- [Problem requirements]
Copy, in full, each line of the material that holds the word "modified".

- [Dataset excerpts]
====
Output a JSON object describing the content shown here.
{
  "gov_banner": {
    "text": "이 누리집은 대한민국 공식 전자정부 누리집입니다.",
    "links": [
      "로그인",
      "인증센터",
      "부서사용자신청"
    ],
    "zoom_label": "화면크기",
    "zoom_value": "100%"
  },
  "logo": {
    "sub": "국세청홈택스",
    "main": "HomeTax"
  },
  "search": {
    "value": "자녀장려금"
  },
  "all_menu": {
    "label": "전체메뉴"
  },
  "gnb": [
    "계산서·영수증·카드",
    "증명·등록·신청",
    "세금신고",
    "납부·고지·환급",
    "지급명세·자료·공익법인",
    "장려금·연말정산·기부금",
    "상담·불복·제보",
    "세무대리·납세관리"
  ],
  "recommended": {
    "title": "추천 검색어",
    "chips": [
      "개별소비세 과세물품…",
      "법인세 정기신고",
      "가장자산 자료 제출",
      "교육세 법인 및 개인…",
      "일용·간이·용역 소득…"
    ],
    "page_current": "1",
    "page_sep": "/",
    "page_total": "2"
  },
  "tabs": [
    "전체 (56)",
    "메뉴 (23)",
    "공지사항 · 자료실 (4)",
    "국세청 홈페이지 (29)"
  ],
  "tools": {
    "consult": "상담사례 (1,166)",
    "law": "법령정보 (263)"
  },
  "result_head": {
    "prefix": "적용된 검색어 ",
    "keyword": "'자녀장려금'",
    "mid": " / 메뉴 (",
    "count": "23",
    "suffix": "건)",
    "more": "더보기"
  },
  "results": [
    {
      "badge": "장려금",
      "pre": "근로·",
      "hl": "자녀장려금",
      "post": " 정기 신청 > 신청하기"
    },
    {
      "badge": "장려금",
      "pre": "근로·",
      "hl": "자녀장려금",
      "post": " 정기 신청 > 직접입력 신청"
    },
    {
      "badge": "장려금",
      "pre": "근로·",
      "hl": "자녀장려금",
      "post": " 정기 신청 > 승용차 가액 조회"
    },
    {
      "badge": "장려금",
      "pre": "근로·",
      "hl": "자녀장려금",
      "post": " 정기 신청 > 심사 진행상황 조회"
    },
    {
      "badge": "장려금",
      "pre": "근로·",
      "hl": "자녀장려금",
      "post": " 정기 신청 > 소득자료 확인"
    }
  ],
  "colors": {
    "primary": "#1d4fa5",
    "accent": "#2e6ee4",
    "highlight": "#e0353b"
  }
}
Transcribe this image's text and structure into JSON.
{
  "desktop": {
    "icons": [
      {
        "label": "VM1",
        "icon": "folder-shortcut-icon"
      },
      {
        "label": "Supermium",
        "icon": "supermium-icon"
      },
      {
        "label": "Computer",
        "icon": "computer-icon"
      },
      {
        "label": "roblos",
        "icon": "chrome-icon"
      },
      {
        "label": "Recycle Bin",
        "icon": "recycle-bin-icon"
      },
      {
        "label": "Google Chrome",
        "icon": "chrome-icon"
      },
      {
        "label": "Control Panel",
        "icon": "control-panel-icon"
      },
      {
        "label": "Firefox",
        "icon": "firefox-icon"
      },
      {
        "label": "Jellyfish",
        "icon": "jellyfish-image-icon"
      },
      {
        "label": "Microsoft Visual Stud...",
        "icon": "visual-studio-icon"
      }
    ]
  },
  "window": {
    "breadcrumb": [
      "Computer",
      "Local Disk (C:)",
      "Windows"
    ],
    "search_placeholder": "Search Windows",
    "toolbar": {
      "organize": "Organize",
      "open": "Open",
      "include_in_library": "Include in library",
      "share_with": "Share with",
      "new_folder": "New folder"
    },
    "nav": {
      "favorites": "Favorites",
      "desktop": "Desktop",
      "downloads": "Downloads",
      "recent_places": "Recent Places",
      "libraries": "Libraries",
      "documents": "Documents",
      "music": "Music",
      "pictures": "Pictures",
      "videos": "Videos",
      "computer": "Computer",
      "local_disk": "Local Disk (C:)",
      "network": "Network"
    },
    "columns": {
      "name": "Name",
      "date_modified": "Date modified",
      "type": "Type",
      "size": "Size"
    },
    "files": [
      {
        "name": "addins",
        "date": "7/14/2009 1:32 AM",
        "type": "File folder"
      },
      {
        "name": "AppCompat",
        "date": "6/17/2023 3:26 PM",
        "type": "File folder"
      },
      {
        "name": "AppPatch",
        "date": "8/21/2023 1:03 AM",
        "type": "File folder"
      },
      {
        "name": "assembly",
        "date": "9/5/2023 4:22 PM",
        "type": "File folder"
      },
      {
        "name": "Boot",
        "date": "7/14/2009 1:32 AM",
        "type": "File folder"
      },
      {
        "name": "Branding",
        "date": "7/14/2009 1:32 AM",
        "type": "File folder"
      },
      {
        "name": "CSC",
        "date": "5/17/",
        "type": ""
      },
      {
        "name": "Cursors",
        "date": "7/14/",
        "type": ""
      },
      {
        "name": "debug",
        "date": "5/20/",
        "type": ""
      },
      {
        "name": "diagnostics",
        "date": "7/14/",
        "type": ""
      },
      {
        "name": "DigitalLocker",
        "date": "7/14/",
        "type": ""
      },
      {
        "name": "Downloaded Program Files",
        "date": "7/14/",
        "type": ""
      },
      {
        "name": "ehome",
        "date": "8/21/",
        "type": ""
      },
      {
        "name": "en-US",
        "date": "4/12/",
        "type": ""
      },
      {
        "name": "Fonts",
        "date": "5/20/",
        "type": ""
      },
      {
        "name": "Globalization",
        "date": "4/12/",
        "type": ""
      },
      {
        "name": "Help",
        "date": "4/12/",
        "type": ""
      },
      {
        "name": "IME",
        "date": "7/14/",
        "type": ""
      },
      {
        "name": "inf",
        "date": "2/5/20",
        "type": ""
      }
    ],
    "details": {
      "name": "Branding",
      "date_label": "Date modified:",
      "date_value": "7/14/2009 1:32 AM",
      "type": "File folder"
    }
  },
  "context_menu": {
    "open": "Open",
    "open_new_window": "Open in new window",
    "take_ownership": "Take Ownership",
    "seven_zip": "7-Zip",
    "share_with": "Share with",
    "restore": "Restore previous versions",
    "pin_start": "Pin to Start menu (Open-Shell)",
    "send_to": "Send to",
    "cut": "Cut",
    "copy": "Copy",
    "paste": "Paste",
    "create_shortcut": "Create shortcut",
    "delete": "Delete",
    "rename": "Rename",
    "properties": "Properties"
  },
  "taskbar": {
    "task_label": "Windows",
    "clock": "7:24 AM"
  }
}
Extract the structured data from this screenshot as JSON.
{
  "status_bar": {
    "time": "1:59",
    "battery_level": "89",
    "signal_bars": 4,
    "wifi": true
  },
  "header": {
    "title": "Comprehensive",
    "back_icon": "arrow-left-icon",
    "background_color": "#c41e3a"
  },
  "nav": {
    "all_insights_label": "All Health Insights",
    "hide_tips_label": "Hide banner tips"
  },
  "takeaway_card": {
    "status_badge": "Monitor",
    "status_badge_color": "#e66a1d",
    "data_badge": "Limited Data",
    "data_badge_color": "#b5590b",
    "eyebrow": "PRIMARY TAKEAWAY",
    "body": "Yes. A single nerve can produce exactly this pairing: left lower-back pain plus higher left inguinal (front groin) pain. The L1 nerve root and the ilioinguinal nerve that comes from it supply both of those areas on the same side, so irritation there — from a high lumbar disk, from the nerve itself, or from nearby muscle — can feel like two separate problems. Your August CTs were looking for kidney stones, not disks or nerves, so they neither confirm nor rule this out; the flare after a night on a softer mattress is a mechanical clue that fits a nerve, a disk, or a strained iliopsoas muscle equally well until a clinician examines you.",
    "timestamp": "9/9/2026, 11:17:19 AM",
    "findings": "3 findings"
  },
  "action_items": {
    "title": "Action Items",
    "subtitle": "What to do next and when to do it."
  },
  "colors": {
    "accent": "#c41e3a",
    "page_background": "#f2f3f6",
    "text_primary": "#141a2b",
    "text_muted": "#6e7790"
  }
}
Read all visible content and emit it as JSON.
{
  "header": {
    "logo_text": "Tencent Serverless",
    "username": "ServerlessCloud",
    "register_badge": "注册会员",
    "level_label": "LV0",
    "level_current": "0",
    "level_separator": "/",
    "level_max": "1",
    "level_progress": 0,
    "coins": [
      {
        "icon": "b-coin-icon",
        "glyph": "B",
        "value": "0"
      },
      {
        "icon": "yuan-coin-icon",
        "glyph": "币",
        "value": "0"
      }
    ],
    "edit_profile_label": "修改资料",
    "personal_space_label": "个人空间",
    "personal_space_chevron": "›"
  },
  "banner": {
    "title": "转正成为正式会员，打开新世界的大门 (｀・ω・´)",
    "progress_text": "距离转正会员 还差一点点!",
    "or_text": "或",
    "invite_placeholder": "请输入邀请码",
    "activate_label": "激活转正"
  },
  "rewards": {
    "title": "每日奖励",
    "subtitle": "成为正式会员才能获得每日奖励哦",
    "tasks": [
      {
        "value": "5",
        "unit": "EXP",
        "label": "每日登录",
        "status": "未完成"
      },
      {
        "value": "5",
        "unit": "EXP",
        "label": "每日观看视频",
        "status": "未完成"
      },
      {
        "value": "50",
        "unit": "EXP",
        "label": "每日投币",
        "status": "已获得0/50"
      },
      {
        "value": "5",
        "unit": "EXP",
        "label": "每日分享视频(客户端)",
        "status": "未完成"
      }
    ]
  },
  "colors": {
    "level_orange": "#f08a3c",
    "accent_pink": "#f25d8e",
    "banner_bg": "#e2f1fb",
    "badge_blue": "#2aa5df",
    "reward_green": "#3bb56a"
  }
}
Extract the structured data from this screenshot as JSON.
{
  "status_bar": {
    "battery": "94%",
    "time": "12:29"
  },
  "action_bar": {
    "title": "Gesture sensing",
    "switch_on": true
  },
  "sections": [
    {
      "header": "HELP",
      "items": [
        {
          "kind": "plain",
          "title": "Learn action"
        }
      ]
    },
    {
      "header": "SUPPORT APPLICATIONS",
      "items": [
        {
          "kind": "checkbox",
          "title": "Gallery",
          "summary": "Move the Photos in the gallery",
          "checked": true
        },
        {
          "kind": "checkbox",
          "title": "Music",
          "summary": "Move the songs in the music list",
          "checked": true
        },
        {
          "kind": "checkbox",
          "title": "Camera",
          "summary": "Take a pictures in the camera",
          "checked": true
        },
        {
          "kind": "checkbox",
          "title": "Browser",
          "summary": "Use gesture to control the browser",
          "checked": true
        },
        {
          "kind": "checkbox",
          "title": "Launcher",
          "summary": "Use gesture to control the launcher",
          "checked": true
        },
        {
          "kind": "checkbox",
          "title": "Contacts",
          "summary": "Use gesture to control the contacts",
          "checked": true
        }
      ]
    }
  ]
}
====
- [Response to this exercise]
      "date_modified": "Date modified",
      "date_label": "Date modified:",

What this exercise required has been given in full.